> [Data to use]
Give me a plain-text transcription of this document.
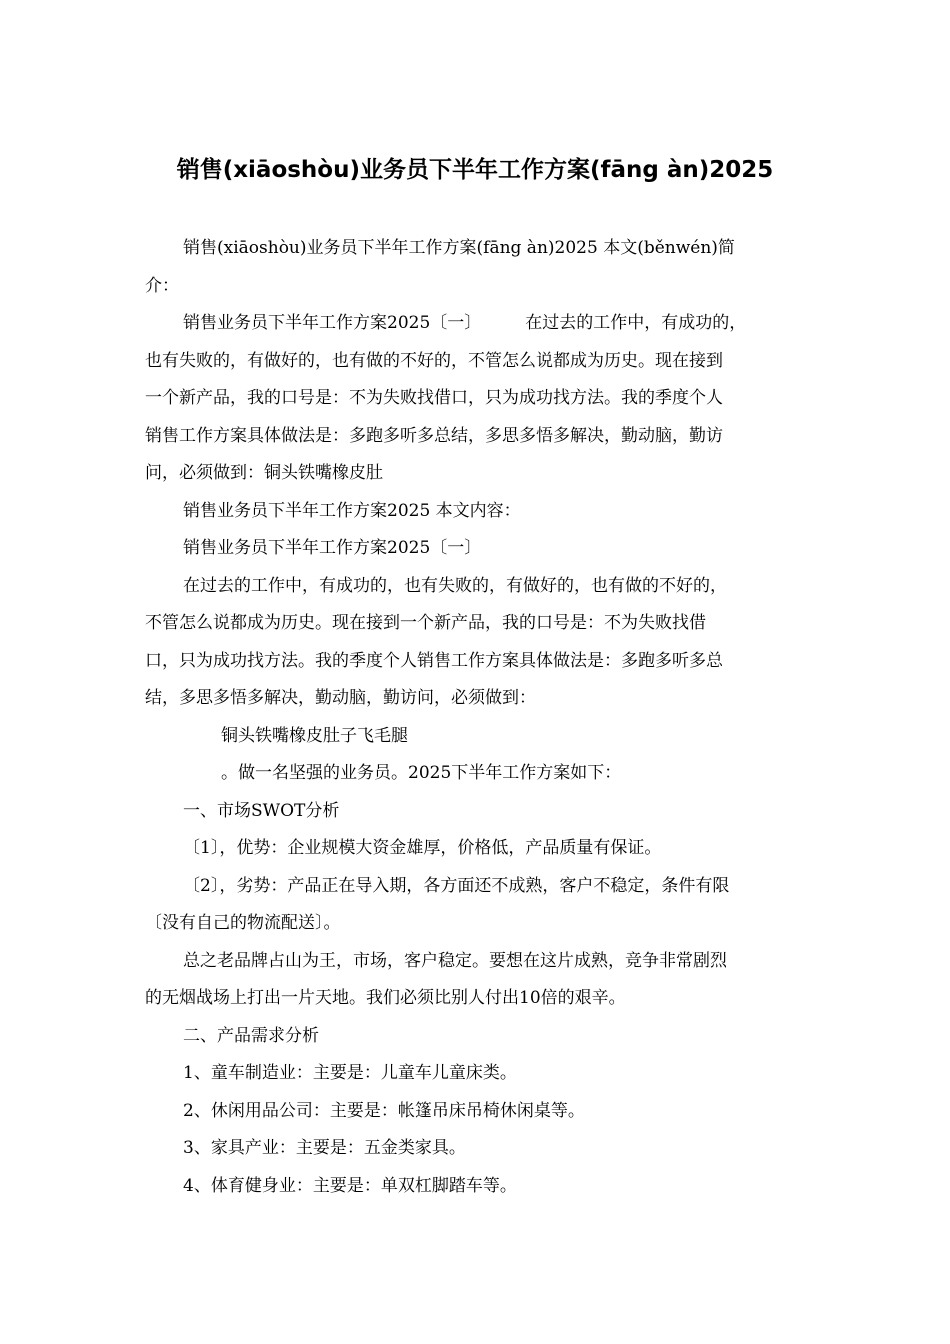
销售(xiāoshòu)业务员下半年工作方案(fāng àn)2025

销售(xiāoshòu)业务员下半年工作方案(fāng àn)2025 本文(běnwén)简
介：

销售业务员下半年工作方案2025〔一〕	在过去的工作中，有成功的，
也有失败的，有做好的，也有做的不好的，不管怎么说都成为历史。现在接到
一个新产品，我的口号是：不为失败找借口，只为成功找方法。我的季度个人
销售工作方案具体做法是：多跑多听多总结，多思多悟多解决，勤动脑，勤访
问，必须做到：铜头铁嘴橡皮肚

销售业务员下半年工作方案2025 本文内容：

销售业务员下半年工作方案2025〔一〕

在过去的工作中，有成功的，也有失败的，有做好的，也有做的不好的，
不管怎么说都成为历史。现在接到一个新产品，我的口号是：不为失败找借
口，只为成功找方法。我的季度个人销售工作方案具体做法是：多跑多听多总
结，多思多悟多解决，勤动脑，勤访问，必须做到：

铜头铁嘴橡皮肚子飞毛腿

。做一名坚强的业务员。2025下半年工作方案如下：

一、市场SWOT分析

〔1〕，优势：企业规模大资金雄厚，价格低，产品质量有保证。

〔2〕，劣势：产品正在导入期，各方面还不成熟，客户不稳定，条件有限
〔没有自己的物流配送〕。

总之老品牌占山为王，市场，客户稳定。要想在这片成熟，竞争非常剧烈
的无烟战场上打出一片天地。我们必须比别人付出10倍的艰辛。

二、产品需求分析

1、童车制造业：主要是：儿童车儿童床类。

2、休闲用品公司：主要是：帐篷吊床吊椅休闲桌等。

3、家具产业：主要是：五金类家具。

4、体育健身业：主要是：单双杠脚踏车等。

> [Instruction] Set down the material above as is, without any pictures.

> [Exercise output]
Give me a plain-text transcription of this document.
销售(xiāoshòu)业务员下半年工作方案(fāng àn)2025

销售(xiāoshòu)业务员下半年工作方案(fāng àn)2025 本文(běnwén)简
介：

销售业务员下半年工作方案2025〔一〕	在过去的工作中，有成功的，
也有失败的，有做好的，也有做的不好的，不管怎么说都成为历史。现在接到
一个新产品，我的口号是：不为失败找借口，只为成功找方法。我的季度个人
销售工作方案具体做法是：多跑多听多总结，多思多悟多解决，勤动脑，勤访
问，必须做到：铜头铁嘴橡皮肚

销售业务员下半年工作方案2025 本文内容：

销售业务员下半年工作方案2025〔一〕

在过去的工作中，有成功的，也有失败的，有做好的，也有做的不好的，
不管怎么说都成为历史。现在接到一个新产品，我的口号是：不为失败找借
口，只为成功找方法。我的季度个人销售工作方案具体做法是：多跑多听多总
结，多思多悟多解决，勤动脑，勤访问，必须做到：

铜头铁嘴橡皮肚子飞毛腿

。做一名坚强的业务员。2025下半年工作方案如下：

一、市场SWOT分析

〔1〕，优势：企业规模大资金雄厚，价格低，产品质量有保证。

〔2〕，劣势：产品正在导入期，各方面还不成熟，客户不稳定，条件有限
〔没有自己的物流配送〕。

总之老品牌占山为王，市场，客户稳定。要想在这片成熟，竞争非常剧烈
的无烟战场上打出一片天地。我们必须比别人付出10倍的艰辛。

二、产品需求分析

1、童车制造业：主要是：儿童车儿童床类。

2、休闲用品公司：主要是：帐篷吊床吊椅休闲桌等。

3、家具产业：主要是：五金类家具。

4、体育健身业：主要是：单双杠脚踏车等。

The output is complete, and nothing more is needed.